• _Problem to solve_
Each entry below is to be extracted exactly.

>> start Entries provided

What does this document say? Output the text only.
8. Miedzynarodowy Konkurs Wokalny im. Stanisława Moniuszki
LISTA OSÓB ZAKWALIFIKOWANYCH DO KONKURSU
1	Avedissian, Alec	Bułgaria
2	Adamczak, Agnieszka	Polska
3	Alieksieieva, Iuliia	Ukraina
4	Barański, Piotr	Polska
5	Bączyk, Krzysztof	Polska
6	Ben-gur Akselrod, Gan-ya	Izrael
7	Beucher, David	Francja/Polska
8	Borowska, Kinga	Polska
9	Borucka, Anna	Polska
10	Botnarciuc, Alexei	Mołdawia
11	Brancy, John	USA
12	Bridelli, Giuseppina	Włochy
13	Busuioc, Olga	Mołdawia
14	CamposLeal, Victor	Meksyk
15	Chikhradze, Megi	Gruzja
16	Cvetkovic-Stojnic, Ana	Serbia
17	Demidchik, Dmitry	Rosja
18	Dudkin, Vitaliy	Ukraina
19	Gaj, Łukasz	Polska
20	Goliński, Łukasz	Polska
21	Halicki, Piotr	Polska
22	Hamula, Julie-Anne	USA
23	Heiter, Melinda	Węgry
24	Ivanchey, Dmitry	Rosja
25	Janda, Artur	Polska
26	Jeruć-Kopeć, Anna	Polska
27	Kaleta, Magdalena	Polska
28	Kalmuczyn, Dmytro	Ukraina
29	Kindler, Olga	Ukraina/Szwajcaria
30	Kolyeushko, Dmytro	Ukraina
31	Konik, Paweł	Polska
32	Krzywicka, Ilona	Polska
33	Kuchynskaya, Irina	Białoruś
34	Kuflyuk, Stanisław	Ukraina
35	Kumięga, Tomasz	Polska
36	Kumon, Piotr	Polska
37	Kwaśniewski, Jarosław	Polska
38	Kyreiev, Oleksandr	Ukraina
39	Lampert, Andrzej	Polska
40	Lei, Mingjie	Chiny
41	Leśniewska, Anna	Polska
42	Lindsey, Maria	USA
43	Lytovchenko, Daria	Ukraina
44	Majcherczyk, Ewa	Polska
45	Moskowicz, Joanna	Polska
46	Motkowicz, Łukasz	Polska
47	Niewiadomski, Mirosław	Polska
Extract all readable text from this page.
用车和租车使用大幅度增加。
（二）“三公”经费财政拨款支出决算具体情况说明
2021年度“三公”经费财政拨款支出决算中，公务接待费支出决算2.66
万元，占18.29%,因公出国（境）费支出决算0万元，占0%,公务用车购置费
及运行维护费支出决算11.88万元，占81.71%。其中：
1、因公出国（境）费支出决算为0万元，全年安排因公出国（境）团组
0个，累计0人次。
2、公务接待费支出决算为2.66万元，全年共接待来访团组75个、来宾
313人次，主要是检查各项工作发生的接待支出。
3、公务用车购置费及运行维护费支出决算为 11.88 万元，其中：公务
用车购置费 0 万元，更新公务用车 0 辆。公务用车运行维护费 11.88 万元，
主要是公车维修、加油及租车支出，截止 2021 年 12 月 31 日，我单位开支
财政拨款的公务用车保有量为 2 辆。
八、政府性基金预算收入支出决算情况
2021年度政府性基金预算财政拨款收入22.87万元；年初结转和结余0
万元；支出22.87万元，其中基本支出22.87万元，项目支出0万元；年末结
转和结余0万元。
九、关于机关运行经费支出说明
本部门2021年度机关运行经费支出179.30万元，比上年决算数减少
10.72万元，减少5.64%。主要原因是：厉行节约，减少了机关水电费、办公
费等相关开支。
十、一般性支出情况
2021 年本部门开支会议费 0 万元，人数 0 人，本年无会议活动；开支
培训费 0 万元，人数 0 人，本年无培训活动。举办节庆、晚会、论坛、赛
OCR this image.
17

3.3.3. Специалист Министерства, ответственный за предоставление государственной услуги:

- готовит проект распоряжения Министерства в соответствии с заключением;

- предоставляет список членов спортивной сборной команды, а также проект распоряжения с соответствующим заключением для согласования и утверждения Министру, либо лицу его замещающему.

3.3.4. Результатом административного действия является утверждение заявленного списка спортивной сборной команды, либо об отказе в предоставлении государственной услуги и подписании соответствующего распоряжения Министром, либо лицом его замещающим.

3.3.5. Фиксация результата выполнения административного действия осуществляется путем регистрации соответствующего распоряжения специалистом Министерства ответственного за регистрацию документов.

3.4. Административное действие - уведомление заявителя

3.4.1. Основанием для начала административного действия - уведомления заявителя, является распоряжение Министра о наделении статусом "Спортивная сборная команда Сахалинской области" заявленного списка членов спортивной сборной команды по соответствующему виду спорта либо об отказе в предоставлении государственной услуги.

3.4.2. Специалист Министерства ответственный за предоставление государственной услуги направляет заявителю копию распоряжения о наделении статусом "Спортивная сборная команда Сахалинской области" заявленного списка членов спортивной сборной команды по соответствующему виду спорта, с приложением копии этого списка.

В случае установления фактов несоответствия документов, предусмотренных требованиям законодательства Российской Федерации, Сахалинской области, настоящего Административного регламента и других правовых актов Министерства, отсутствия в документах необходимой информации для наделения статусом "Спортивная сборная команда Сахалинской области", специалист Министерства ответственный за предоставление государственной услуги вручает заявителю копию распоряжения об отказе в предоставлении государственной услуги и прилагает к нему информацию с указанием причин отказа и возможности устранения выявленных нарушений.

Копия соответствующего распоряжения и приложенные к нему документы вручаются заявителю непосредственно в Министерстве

>> end Entries provided

• _Reply to the task_
What does this document say? Output the text only.
8. Miedzynarodowy Konkurs Wokalny im. Stanisława Moniuszki
LISTA OSÓB ZAKWALIFIKOWANYCH DO KONKURSU
1	Avedissian, Alec	Bułgaria
2	Adamczak, Agnieszka	Polska
3	Alieksieieva, Iuliia	Ukraina
4	Barański, Piotr	Polska
5	Bączyk, Krzysztof	Polska
6	Ben-gur Akselrod, Gan-ya	Izrael
7	Beucher, David	Francja/Polska
8	Borowska, Kinga	Polska
9	Borucka, Anna	Polska
10	Botnarciuc, Alexei	Mołdawia
11	Brancy, John	USA
12	Bridelli, Giuseppina	Włochy
13	Busuioc, Olga	Mołdawia
14	CamposLeal, Victor	Meksyk
15	Chikhradze, Megi	Gruzja
16	Cvetkovic-Stojnic, Ana	Serbia
17	Demidchik, Dmitry	Rosja
18	Dudkin, Vitaliy	Ukraina
19	Gaj, Łukasz	Polska
20	Goliński, Łukasz	Polska
21	Halicki, Piotr	Polska
22	Hamula, Julie-Anne	USA
23	Heiter, Melinda	Węgry
24	Ivanchey, Dmitry	Rosja
25	Janda, Artur	Polska
26	Jeruć-Kopeć, Anna	Polska
27	Kaleta, Magdalena	Polska
28	Kalmuczyn, Dmytro	Ukraina
29	Kindler, Olga	Ukraina/Szwajcaria
30	Kolyeushko, Dmytro	Ukraina
31	Konik, Paweł	Polska
32	Krzywicka, Ilona	Polska
33	Kuchynskaya, Irina	Białoruś
34	Kuflyuk, Stanisław	Ukraina
35	Kumięga, Tomasz	Polska
36	Kumon, Piotr	Polska
37	Kwaśniewski, Jarosław	Polska
38	Kyreiev, Oleksandr	Ukraina
39	Lampert, Andrzej	Polska
40	Lei, Mingjie	Chiny
41	Leśniewska, Anna	Polska
42	Lindsey, Maria	USA
43	Lytovchenko, Daria	Ukraina
44	Majcherczyk, Ewa	Polska
45	Moskowicz, Joanna	Polska
46	Motkowicz, Łukasz	Polska
47	Niewiadomski, Mirosław	Polska
Extract all readable text from this page.
用车和租车使用大幅度增加。
（二）“三公”经费财政拨款支出决算具体情况说明
2021年度“三公”经费财政拨款支出决算中，公务接待费支出决算2.66
万元，占18.29%,因公出国（境）费支出决算0万元，占0%,公务用车购置费
及运行维护费支出决算11.88万元，占81.71%。其中：
1、因公出国（境）费支出决算为0万元，全年安排因公出国（境）团组
0个，累计0人次。
2、公务接待费支出决算为2.66万元，全年共接待来访团组75个、来宾
313人次，主要是检查各项工作发生的接待支出。
3、公务用车购置费及运行维护费支出决算为 11.88 万元，其中：公务
用车购置费 0 万元，更新公务用车 0 辆。公务用车运行维护费 11.88 万元，
主要是公车维修、加油及租车支出，截止 2021 年 12 月 31 日，我单位开支
财政拨款的公务用车保有量为 2 辆。
八、政府性基金预算收入支出决算情况
2021年度政府性基金预算财政拨款收入22.87万元；年初结转和结余0
万元；支出22.87万元，其中基本支出22.87万元，项目支出0万元；年末结
转和结余0万元。
九、关于机关运行经费支出说明
本部门2021年度机关运行经费支出179.30万元，比上年决算数减少
10.72万元，减少5.64%。主要原因是：厉行节约，减少了机关水电费、办公
费等相关开支。
十、一般性支出情况
2021 年本部门开支会议费 0 万元，人数 0 人，本年无会议活动；开支
培训费 0 万元，人数 0 人，本年无培训活动。举办节庆、晚会、论坛、赛
OCR this image.
17

3.3.3. Специалист Министерства, ответственный за предоставление государственной услуги:

- готовит проект распоряжения Министерства в соответствии с заключением;

- предоставляет список членов спортивной сборной команды, а также проект распоряжения с соответствующим заключением для согласования и утверждения Министру, либо лицу его замещающему.

3.3.4. Результатом административного действия является утверждение заявленного списка спортивной сборной команды, либо об отказе в предоставлении государственной услуги и подписании соответствующего распоряжения Министром, либо лицом его замещающим.

3.3.5. Фиксация результата выполнения административного действия осуществляется путем регистрации соответствующего распоряжения специалистом Министерства ответственного за регистрацию документов.

3.4. Административное действие - уведомление заявителя

3.4.1. Основанием для начала административного действия - уведомления заявителя, является распоряжение Министра о наделении статусом "Спортивная сборная команда Сахалинской области" заявленного списка членов спортивной сборной команды по соответствующему виду спорта либо об отказе в предоставлении государственной услуги.

3.4.2. Специалист Министерства ответственный за предоставление государственной услуги направляет заявителю копию распоряжения о наделении статусом "Спортивная сборная команда Сахалинской области" заявленного списка членов спортивной сборной команды по соответствующему виду спорта, с приложением копии этого списка.

В случае установления фактов несоответствия документов, предусмотренных требованиям законодательства Российской Федерации, Сахалинской области, настоящего Административного регламента и других правовых актов Министерства, отсутствия в документах необходимой информации для наделения статусом "Спортивная сборная команда Сахалинской области", специалист Министерства ответственный за предоставление государственной услуги вручает заявителю копию распоряжения об отказе в предоставлении государственной услуги и прилагает к нему информацию с указанием причин отказа и возможности устранения выявленных нарушений.

Копия соответствующего распоряжения и приложенные к нему документы вручаются заявителю непосредственно в Министерстве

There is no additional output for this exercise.